Figure data in JSON:
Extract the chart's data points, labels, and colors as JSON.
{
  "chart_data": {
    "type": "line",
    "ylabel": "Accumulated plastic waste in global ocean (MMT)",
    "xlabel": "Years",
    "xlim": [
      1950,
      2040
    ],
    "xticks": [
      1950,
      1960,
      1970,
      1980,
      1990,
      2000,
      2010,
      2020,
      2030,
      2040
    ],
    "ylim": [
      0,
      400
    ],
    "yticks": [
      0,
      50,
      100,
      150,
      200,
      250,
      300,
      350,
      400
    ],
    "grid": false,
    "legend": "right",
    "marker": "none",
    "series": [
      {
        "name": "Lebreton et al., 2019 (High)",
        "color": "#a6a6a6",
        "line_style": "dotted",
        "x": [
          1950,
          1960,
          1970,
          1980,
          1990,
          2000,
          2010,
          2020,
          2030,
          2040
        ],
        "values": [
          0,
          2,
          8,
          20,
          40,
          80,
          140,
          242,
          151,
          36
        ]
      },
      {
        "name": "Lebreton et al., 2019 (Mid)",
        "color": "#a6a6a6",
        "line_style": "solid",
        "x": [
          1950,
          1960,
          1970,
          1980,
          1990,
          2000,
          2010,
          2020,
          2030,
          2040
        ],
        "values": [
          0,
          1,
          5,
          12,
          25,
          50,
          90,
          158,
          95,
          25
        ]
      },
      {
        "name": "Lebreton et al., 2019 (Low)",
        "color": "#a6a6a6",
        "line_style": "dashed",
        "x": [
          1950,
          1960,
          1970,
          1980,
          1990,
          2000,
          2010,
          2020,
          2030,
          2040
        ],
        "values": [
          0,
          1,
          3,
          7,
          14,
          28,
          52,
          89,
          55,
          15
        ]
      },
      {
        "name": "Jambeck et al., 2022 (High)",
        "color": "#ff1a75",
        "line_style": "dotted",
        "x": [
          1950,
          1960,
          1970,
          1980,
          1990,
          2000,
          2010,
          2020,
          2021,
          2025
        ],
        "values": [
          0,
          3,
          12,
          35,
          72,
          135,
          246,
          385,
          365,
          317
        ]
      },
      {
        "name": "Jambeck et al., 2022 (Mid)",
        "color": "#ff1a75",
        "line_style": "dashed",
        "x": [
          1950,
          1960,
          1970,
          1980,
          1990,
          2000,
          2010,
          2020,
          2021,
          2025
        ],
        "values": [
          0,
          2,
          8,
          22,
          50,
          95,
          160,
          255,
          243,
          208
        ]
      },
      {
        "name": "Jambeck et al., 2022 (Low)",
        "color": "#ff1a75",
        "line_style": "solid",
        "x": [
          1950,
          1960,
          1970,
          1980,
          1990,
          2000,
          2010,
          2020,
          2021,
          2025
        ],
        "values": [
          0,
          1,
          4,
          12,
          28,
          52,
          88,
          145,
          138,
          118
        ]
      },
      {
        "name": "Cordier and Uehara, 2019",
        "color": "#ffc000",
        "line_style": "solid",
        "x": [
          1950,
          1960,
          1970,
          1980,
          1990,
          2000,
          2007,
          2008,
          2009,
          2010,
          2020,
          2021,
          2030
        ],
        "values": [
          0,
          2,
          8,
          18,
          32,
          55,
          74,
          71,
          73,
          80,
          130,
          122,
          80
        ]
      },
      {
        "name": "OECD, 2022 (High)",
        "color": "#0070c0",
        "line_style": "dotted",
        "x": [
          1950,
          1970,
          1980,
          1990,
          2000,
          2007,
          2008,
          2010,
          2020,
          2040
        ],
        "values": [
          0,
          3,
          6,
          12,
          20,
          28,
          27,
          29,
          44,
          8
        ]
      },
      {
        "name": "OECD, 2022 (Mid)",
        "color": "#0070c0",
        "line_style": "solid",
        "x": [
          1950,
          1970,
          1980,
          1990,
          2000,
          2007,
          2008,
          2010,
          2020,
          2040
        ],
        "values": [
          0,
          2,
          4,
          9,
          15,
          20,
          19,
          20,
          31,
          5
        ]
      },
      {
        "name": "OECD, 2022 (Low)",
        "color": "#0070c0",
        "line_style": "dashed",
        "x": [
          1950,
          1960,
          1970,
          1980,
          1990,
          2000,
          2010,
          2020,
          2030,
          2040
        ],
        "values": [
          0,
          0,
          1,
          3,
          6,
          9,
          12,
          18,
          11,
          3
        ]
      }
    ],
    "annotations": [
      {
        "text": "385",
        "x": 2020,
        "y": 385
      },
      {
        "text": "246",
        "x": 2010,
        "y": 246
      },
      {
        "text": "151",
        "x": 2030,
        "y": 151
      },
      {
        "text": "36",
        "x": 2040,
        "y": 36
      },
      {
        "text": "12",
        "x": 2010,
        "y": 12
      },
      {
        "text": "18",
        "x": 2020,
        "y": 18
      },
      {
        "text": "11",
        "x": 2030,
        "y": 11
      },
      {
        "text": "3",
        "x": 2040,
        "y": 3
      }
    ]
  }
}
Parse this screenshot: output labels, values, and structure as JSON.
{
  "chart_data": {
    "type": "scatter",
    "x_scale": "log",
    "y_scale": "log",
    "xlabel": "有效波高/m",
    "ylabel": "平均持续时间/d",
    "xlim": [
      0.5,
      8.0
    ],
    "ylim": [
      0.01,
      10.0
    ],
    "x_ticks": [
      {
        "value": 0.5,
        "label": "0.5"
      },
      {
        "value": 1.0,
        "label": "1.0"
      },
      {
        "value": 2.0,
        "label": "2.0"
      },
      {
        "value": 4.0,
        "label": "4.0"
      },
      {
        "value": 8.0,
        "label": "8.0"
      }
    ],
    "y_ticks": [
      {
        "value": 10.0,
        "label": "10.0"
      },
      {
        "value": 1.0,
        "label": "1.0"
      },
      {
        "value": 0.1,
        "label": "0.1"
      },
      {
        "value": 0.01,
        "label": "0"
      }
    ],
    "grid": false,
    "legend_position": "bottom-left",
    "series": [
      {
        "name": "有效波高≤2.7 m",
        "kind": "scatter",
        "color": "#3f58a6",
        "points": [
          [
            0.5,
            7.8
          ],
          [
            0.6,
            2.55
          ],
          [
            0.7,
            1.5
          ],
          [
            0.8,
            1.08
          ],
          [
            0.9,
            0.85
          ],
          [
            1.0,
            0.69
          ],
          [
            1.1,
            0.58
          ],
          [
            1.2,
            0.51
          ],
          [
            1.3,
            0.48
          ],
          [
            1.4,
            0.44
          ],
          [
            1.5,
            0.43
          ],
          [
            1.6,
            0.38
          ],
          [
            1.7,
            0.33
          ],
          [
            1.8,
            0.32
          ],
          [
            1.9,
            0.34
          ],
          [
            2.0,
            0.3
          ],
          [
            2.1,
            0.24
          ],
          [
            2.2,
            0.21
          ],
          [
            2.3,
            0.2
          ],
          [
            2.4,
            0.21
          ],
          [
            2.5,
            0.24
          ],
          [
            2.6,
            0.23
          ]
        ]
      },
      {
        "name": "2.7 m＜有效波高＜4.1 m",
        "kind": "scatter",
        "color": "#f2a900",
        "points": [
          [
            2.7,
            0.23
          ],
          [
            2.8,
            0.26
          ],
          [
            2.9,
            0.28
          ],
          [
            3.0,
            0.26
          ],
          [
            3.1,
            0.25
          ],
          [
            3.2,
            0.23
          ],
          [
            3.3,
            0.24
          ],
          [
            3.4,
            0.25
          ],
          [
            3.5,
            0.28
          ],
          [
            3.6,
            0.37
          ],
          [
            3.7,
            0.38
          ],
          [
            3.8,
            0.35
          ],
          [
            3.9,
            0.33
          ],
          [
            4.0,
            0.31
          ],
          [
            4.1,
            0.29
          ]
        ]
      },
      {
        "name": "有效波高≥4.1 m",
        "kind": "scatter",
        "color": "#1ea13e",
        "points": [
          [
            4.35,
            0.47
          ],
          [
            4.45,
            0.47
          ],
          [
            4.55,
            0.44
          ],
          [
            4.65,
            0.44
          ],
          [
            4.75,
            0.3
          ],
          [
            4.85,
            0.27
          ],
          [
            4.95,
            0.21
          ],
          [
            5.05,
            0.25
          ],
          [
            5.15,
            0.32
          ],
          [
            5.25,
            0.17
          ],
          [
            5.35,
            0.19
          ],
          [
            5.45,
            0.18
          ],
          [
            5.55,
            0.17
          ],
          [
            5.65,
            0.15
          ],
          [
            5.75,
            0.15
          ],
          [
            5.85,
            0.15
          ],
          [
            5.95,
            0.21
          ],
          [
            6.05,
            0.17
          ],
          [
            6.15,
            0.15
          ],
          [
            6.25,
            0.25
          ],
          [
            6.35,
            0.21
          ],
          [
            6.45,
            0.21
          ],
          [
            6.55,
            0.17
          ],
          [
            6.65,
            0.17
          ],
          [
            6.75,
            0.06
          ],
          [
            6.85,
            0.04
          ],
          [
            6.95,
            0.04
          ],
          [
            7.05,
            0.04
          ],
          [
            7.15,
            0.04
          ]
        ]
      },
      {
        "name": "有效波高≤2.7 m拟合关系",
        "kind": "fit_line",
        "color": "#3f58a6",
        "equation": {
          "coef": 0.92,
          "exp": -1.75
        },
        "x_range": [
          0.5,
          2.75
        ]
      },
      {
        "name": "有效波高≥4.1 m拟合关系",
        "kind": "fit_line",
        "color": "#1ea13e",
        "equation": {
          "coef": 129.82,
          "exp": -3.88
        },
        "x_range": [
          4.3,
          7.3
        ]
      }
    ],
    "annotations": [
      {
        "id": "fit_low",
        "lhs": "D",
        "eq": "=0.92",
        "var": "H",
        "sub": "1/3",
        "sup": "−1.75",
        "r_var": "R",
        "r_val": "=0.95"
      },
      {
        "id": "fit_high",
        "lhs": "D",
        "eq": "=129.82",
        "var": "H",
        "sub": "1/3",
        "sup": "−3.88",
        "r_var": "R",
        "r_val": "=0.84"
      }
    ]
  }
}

Instructions for the task:
Report how many lines hold the string "text", giving the number and nothing else.

Problem solution:
8